/---
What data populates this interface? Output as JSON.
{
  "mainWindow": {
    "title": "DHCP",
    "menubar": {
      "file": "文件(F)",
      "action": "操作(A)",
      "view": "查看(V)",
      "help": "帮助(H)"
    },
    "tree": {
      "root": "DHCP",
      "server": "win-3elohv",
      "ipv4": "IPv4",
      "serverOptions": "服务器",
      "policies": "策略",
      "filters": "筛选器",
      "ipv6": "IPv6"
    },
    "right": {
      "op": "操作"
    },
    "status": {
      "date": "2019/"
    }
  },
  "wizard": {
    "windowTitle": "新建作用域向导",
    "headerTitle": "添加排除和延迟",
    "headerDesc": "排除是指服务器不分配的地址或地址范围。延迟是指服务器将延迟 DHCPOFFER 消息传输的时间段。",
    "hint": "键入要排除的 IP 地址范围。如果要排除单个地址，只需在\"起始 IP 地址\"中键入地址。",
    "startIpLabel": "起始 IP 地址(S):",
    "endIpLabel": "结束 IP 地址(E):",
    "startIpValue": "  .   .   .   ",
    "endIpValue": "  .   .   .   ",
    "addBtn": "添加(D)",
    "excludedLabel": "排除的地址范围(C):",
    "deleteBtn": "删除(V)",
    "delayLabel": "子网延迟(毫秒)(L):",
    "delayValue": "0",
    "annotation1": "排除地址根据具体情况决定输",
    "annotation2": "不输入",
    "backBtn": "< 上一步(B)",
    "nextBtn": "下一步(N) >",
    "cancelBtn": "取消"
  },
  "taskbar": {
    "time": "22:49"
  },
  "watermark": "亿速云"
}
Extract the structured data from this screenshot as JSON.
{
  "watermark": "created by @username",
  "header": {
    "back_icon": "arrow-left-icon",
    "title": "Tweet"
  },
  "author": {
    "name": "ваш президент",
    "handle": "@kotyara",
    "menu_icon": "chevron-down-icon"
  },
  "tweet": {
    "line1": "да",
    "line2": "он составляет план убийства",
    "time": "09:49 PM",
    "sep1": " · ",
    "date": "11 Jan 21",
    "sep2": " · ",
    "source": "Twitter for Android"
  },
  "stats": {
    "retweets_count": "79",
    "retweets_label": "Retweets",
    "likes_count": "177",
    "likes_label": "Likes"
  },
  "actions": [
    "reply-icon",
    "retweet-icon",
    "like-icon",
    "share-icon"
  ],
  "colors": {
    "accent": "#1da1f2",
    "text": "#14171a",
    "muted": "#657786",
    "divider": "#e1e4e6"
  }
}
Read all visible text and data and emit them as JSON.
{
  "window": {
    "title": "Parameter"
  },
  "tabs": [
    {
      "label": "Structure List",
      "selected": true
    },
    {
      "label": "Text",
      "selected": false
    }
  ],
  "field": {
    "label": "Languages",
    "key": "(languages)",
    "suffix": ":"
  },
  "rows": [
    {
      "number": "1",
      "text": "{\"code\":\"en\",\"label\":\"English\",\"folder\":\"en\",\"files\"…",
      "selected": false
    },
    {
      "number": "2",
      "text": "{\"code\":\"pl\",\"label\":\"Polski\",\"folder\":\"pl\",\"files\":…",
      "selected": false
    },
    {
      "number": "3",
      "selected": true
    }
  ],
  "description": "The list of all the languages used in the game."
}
\---
Goal.
Copy the entries above exactly, leaving none out.

Result of the exercise.
What data populates this interface? Output as JSON.
{
  "mainWindow": {
    "title": "DHCP",
    "menubar": {
      "file": "文件(F)",
      "action": "操作(A)",
      "view": "查看(V)",
      "help": "帮助(H)"
    },
    "tree": {
      "root": "DHCP",
      "server": "win-3elohv",
      "ipv4": "IPv4",
      "serverOptions": "服务器",
      "policies": "策略",
      "filters": "筛选器",
      "ipv6": "IPv6"
    },
    "right": {
      "op": "操作"
    },
    "status": {
      "date": "2019/"
    }
  },
  "wizard": {
    "windowTitle": "新建作用域向导",
    "headerTitle": "添加排除和延迟",
    "headerDesc": "排除是指服务器不分配的地址或地址范围。延迟是指服务器将延迟 DHCPOFFER 消息传输的时间段。",
    "hint": "键入要排除的 IP 地址范围。如果要排除单个地址，只需在\"起始 IP 地址\"中键入地址。",
    "startIpLabel": "起始 IP 地址(S):",
    "endIpLabel": "结束 IP 地址(E):",
    "startIpValue": "  .   .   .   ",
    "endIpValue": "  .   .   .   ",
    "addBtn": "添加(D)",
    "excludedLabel": "排除的地址范围(C):",
    "deleteBtn": "删除(V)",
    "delayLabel": "子网延迟(毫秒)(L):",
    "delayValue": "0",
    "annotation1": "排除地址根据具体情况决定输",
    "annotation2": "不输入",
    "backBtn": "< 上一步(B)",
    "nextBtn": "下一步(N) >",
    "cancelBtn": "取消"
  },
  "taskbar": {
    "time": "22:49"
  },
  "watermark": "亿速云"
}
Extract the structured data from this screenshot as JSON.
{
  "watermark": "created by @username",
  "header": {
    "back_icon": "arrow-left-icon",
    "title": "Tweet"
  },
  "author": {
    "name": "ваш президент",
    "handle": "@kotyara",
    "menu_icon": "chevron-down-icon"
  },
  "tweet": {
    "line1": "да",
    "line2": "он составляет план убийства",
    "time": "09:49 PM",
    "sep1": " · ",
    "date": "11 Jan 21",
    "sep2": " · ",
    "source": "Twitter for Android"
  },
  "stats": {
    "retweets_count": "79",
    "retweets_label": "Retweets",
    "likes_count": "177",
    "likes_label": "Likes"
  },
  "actions": [
    "reply-icon",
    "retweet-icon",
    "like-icon",
    "share-icon"
  ],
  "colors": {
    "accent": "#1da1f2",
    "text": "#14171a",
    "muted": "#657786",
    "divider": "#e1e4e6"
  }
}
Read all visible text and data and emit them as JSON.
{
  "window": {
    "title": "Parameter"
  },
  "tabs": [
    {
      "label": "Structure List",
      "selected": true
    },
    {
      "label": "Text",
      "selected": false
    }
  ],
  "field": {
    "label": "Languages",
    "key": "(languages)",
    "suffix": ":"
  },
  "rows": [
    {
      "number": "1",
      "text": "{\"code\":\"en\",\"label\":\"English\",\"folder\":\"en\",\"files\"…",
      "selected": false
    },
    {
      "number": "2",
      "text": "{\"code\":\"pl\",\"label\":\"Polski\",\"folder\":\"pl\",\"files\":…",
      "selected": false
    },
    {
      "number": "3",
      "selected": true
    }
  ],
  "description": "The list of all the languages used in the game."
}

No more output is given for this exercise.